**WHAT YOU NEED TO DO**:
Copy out all the entries exactly.

▼▼▼

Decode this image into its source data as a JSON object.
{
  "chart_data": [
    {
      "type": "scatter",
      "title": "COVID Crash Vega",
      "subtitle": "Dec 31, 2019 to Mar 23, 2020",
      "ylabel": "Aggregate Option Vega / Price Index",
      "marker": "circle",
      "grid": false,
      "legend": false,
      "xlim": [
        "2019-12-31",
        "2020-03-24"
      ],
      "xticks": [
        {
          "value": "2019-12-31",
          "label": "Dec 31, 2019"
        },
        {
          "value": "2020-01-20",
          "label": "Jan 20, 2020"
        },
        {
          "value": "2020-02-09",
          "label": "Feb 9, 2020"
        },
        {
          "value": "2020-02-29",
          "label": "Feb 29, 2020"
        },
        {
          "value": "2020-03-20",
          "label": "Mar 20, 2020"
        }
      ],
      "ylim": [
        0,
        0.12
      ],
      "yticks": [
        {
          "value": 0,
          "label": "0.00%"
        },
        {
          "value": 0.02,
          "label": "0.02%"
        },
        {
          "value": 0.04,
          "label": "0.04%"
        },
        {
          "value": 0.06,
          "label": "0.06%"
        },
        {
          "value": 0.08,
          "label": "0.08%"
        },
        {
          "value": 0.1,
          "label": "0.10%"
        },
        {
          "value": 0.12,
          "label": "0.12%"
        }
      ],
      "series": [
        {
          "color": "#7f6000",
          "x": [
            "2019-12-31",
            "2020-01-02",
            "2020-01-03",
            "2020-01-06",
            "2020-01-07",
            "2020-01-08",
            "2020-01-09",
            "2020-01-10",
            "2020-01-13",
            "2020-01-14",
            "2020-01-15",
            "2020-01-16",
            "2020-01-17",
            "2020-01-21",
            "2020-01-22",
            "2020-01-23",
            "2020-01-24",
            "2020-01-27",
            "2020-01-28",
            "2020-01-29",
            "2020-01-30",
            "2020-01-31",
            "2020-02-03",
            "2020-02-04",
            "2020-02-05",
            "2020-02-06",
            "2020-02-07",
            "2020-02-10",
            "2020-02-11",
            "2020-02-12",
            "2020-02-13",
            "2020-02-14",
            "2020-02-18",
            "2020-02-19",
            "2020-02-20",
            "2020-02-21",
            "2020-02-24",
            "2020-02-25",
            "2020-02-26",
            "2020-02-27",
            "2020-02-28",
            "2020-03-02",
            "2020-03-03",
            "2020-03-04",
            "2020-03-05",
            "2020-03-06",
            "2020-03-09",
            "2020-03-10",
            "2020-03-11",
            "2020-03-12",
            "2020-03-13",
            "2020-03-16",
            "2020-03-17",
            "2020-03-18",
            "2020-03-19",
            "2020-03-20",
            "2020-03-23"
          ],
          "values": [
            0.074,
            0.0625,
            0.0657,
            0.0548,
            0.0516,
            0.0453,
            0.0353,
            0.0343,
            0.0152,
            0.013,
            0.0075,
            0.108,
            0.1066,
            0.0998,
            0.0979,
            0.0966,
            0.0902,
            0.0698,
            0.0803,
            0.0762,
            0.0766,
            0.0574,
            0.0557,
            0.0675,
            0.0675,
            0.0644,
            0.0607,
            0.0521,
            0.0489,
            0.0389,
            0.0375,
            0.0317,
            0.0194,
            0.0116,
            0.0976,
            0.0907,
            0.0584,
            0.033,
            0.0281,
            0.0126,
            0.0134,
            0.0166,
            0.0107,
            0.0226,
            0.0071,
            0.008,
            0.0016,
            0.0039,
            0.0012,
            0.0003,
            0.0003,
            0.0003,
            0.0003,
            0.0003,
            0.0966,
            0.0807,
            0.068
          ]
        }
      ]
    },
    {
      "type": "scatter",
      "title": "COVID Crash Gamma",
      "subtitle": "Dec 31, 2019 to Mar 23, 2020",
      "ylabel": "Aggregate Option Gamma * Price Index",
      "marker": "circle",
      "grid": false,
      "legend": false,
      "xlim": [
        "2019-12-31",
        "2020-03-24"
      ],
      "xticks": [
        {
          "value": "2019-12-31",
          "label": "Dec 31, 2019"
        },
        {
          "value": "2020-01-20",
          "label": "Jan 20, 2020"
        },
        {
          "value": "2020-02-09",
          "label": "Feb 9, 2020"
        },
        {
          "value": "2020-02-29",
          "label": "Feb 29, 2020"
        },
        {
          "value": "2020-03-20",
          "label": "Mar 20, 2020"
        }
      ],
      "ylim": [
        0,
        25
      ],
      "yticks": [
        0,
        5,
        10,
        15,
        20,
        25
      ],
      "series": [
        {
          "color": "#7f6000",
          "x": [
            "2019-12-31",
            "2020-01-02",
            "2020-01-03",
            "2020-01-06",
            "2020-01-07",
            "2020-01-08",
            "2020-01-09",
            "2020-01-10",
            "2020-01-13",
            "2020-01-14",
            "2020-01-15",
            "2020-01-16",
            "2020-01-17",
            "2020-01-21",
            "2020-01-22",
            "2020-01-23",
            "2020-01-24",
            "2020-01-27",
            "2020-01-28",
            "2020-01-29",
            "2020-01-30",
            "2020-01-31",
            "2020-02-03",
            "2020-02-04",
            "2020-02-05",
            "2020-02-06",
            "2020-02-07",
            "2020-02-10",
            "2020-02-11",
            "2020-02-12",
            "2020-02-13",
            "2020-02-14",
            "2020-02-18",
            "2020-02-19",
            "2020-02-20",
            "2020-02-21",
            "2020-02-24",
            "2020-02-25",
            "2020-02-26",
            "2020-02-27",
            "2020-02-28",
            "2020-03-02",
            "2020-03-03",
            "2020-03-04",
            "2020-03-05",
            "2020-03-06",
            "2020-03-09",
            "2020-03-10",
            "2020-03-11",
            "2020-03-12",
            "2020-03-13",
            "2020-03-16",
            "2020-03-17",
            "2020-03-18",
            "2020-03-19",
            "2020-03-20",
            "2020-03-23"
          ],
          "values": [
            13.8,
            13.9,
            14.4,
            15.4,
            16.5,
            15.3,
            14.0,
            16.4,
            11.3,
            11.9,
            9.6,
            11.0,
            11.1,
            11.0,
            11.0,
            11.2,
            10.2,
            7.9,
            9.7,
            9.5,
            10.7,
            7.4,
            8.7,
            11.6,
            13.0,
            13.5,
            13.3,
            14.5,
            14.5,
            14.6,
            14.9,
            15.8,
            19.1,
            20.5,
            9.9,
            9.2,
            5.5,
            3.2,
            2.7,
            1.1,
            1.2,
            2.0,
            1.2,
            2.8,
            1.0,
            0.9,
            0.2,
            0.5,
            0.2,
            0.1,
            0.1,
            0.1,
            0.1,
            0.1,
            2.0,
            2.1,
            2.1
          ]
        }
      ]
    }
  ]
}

▲▲▲

**TASK SOLUTION**:
Decode this image into its source data as a JSON object.
{
  "chart_data": [
    {
      "type": "scatter",
      "title": "COVID Crash Vega",
      "subtitle": "Dec 31, 2019 to Mar 23, 2020",
      "ylabel": "Aggregate Option Vega / Price Index",
      "marker": "circle",
      "grid": false,
      "legend": false,
      "xlim": [
        "2019-12-31",
        "2020-03-24"
      ],
      "xticks": [
        {
          "value": "2019-12-31",
          "label": "Dec 31, 2019"
        },
        {
          "value": "2020-01-20",
          "label": "Jan 20, 2020"
        },
        {
          "value": "2020-02-09",
          "label": "Feb 9, 2020"
        },
        {
          "value": "2020-02-29",
          "label": "Feb 29, 2020"
        },
        {
          "value": "2020-03-20",
          "label": "Mar 20, 2020"
        }
      ],
      "ylim": [
        0,
        0.12
      ],
      "yticks": [
        {
          "value": 0,
          "label": "0.00%"
        },
        {
          "value": 0.02,
          "label": "0.02%"
        },
        {
          "value": 0.04,
          "label": "0.04%"
        },
        {
          "value": 0.06,
          "label": "0.06%"
        },
        {
          "value": 0.08,
          "label": "0.08%"
        },
        {
          "value": 0.1,
          "label": "0.10%"
        },
        {
          "value": 0.12,
          "label": "0.12%"
        }
      ],
      "series": [
        {
          "color": "#7f6000",
          "x": [
            "2019-12-31",
            "2020-01-02",
            "2020-01-03",
            "2020-01-06",
            "2020-01-07",
            "2020-01-08",
            "2020-01-09",
            "2020-01-10",
            "2020-01-13",
            "2020-01-14",
            "2020-01-15",
            "2020-01-16",
            "2020-01-17",
            "2020-01-21",
            "2020-01-22",
            "2020-01-23",
            "2020-01-24",
            "2020-01-27",
            "2020-01-28",
            "2020-01-29",
            "2020-01-30",
            "2020-01-31",
            "2020-02-03",
            "2020-02-04",
            "2020-02-05",
            "2020-02-06",
            "2020-02-07",
            "2020-02-10",
            "2020-02-11",
            "2020-02-12",
            "2020-02-13",
            "2020-02-14",
            "2020-02-18",
            "2020-02-19",
            "2020-02-20",
            "2020-02-21",
            "2020-02-24",
            "2020-02-25",
            "2020-02-26",
            "2020-02-27",
            "2020-02-28",
            "2020-03-02",
            "2020-03-03",
            "2020-03-04",
            "2020-03-05",
            "2020-03-06",
            "2020-03-09",
            "2020-03-10",
            "2020-03-11",
            "2020-03-12",
            "2020-03-13",
            "2020-03-16",
            "2020-03-17",
            "2020-03-18",
            "2020-03-19",
            "2020-03-20",
            "2020-03-23"
          ],
          "values": [
            0.074,
            0.0625,
            0.0657,
            0.0548,
            0.0516,
            0.0453,
            0.0353,
            0.0343,
            0.0152,
            0.013,
            0.0075,
            0.108,
            0.1066,
            0.0998,
            0.0979,
            0.0966,
            0.0902,
            0.0698,
            0.0803,
            0.0762,
            0.0766,
            0.0574,
            0.0557,
            0.0675,
            0.0675,
            0.0644,
            0.0607,
            0.0521,
            0.0489,
            0.0389,
            0.0375,
            0.0317,
            0.0194,
            0.0116,
            0.0976,
            0.0907,
            0.0584,
            0.033,
            0.0281,
            0.0126,
            0.0134,
            0.0166,
            0.0107,
            0.0226,
            0.0071,
            0.008,
            0.0016,
            0.0039,
            0.0012,
            0.0003,
            0.0003,
            0.0003,
            0.0003,
            0.0003,
            0.0966,
            0.0807,
            0.068
          ]
        }
      ]
    },
    {
      "type": "scatter",
      "title": "COVID Crash Gamma",
      "subtitle": "Dec 31, 2019 to Mar 23, 2020",
      "ylabel": "Aggregate Option Gamma * Price Index",
      "marker": "circle",
      "grid": false,
      "legend": false,
      "xlim": [
        "2019-12-31",
        "2020-03-24"
      ],
      "xticks": [
        {
          "value": "2019-12-31",
          "label": "Dec 31, 2019"
        },
        {
          "value": "2020-01-20",
          "label": "Jan 20, 2020"
        },
        {
          "value": "2020-02-09",
          "label": "Feb 9, 2020"
        },
        {
          "value": "2020-02-29",
          "label": "Feb 29, 2020"
        },
        {
          "value": "2020-03-20",
          "label": "Mar 20, 2020"
        }
      ],
      "ylim": [
        0,
        25
      ],
      "yticks": [
        0,
        5,
        10,
        15,
        20,
        25
      ],
      "series": [
        {
          "color": "#7f6000",
          "x": [
            "2019-12-31",
            "2020-01-02",
            "2020-01-03",
            "2020-01-06",
            "2020-01-07",
            "2020-01-08",
            "2020-01-09",
            "2020-01-10",
            "2020-01-13",
            "2020-01-14",
            "2020-01-15",
            "2020-01-16",
            "2020-01-17",
            "2020-01-21",
            "2020-01-22",
            "2020-01-23",
            "2020-01-24",
            "2020-01-27",
            "2020-01-28",
            "2020-01-29",
            "2020-01-30",
            "2020-01-31",
            "2020-02-03",
            "2020-02-04",
            "2020-02-05",
            "2020-02-06",
            "2020-02-07",
            "2020-02-10",
            "2020-02-11",
            "2020-02-12",
            "2020-02-13",
            "2020-02-14",
            "2020-02-18",
            "2020-02-19",
            "2020-02-20",
            "2020-02-21",
            "2020-02-24",
            "2020-02-25",
            "2020-02-26",
            "2020-02-27",
            "2020-02-28",
            "2020-03-02",
            "2020-03-03",
            "2020-03-04",
            "2020-03-05",
            "2020-03-06",
            "2020-03-09",
            "2020-03-10",
            "2020-03-11",
            "2020-03-12",
            "2020-03-13",
            "2020-03-16",
            "2020-03-17",
            "2020-03-18",
            "2020-03-19",
            "2020-03-20",
            "2020-03-23"
          ],
          "values": [
            13.8,
            13.9,
            14.4,
            15.4,
            16.5,
            15.3,
            14.0,
            16.4,
            11.3,
            11.9,
            9.6,
            11.0,
            11.1,
            11.0,
            11.0,
            11.2,
            10.2,
            7.9,
            9.7,
            9.5,
            10.7,
            7.4,
            8.7,
            11.6,
            13.0,
            13.5,
            13.3,
            14.5,
            14.5,
            14.6,
            14.9,
            15.8,
            19.1,
            20.5,
            9.9,
            9.2,
            5.5,
            3.2,
            2.7,
            1.1,
            1.2,
            2.0,
            1.2,
            2.8,
            1.0,
            0.9,
            0.2,
            0.5,
            0.2,
            0.1,
            0.1,
            0.1,
            0.1,
            0.1,
            2.0,
            2.1,
            2.1
          ]
        }
      ]
    }
  ]
}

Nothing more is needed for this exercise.